- **TASK DETAILS**: Whenever a line below holds the word "Gestione", copy that line.

(Data entries)
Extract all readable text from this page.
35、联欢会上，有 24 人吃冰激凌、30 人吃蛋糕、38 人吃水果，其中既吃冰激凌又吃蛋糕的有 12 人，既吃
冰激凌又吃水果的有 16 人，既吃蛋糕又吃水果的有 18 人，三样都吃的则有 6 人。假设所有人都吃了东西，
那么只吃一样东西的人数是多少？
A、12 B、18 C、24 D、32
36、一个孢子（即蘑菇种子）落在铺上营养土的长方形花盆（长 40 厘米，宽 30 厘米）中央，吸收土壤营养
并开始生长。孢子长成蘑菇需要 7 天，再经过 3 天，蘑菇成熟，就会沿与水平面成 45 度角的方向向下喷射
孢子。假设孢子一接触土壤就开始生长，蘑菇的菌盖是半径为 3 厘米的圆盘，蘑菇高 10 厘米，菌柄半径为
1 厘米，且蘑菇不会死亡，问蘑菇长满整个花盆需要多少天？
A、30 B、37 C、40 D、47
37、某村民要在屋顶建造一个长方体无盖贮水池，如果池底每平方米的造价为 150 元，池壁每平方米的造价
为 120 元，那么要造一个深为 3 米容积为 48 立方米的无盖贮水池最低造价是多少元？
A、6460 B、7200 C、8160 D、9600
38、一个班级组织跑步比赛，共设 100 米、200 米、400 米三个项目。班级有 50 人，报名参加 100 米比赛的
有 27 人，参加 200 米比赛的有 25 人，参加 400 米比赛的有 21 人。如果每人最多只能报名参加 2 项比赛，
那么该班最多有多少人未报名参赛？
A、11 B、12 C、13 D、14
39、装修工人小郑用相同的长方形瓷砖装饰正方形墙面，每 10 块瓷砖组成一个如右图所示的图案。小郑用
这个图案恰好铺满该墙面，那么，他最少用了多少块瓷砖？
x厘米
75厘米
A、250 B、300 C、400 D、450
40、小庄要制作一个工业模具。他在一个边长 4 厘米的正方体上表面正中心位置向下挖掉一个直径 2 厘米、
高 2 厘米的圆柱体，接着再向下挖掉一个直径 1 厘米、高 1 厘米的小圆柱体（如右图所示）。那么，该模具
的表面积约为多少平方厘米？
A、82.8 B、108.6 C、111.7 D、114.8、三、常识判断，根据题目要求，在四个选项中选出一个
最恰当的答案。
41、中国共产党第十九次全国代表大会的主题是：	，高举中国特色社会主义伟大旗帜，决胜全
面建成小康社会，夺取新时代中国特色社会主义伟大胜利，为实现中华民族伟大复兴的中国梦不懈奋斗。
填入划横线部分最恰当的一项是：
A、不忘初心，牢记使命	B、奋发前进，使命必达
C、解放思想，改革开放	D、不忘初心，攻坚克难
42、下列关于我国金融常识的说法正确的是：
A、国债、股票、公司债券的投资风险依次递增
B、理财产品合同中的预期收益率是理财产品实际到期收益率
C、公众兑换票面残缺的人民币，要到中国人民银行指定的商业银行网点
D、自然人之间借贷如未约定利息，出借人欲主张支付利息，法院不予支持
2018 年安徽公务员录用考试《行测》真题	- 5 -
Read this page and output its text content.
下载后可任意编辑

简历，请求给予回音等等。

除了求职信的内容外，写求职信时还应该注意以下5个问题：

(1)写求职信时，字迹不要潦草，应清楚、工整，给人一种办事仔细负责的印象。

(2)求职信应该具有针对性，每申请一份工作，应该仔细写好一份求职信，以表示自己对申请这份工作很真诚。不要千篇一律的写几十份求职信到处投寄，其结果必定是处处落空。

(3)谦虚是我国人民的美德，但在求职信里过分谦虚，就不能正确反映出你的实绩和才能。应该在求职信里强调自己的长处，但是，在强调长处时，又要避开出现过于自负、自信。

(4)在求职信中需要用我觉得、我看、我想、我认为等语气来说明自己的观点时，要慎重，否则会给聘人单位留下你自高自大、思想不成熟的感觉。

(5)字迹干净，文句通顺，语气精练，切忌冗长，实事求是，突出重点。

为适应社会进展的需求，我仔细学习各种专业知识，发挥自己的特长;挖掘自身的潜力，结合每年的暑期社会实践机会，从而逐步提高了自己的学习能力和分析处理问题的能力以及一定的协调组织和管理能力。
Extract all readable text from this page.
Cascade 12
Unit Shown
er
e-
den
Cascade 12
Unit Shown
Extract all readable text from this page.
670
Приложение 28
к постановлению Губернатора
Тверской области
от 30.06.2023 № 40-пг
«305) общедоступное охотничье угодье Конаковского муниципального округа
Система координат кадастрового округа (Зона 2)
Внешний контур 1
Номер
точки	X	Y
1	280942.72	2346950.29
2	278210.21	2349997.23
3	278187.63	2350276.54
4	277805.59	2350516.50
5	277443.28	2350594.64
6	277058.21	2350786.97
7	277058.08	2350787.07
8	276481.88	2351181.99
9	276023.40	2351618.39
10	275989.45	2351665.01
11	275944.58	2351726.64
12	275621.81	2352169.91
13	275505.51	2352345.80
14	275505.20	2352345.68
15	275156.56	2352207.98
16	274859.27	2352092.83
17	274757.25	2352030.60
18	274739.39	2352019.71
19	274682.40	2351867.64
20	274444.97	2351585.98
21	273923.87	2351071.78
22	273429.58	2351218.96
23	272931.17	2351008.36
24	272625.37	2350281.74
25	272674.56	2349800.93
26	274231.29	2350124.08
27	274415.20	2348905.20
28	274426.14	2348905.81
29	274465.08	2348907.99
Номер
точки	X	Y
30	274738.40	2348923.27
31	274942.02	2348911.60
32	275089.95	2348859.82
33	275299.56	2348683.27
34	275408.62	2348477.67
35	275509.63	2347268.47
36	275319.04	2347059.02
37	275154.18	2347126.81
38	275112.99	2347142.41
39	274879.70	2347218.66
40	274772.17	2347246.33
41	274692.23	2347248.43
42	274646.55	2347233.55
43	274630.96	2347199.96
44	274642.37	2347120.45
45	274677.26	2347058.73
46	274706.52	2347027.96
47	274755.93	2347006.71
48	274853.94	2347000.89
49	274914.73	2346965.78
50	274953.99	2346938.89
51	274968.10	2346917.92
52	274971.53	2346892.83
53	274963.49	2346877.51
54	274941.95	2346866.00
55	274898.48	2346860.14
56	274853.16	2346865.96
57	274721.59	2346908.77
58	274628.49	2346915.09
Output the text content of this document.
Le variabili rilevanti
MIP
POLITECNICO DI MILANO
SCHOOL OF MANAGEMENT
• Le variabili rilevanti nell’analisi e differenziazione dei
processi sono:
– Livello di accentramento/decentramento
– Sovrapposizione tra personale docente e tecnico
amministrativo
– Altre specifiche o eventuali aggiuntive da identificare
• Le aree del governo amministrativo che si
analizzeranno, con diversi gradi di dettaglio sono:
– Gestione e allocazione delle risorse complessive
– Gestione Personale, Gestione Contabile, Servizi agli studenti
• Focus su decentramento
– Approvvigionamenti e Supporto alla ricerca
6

- **EXPECTED ANSWER**:
– Gestione e allocazione delle risorse complessive
– Gestione Personale, Gestione Contabile, Servizi agli studenti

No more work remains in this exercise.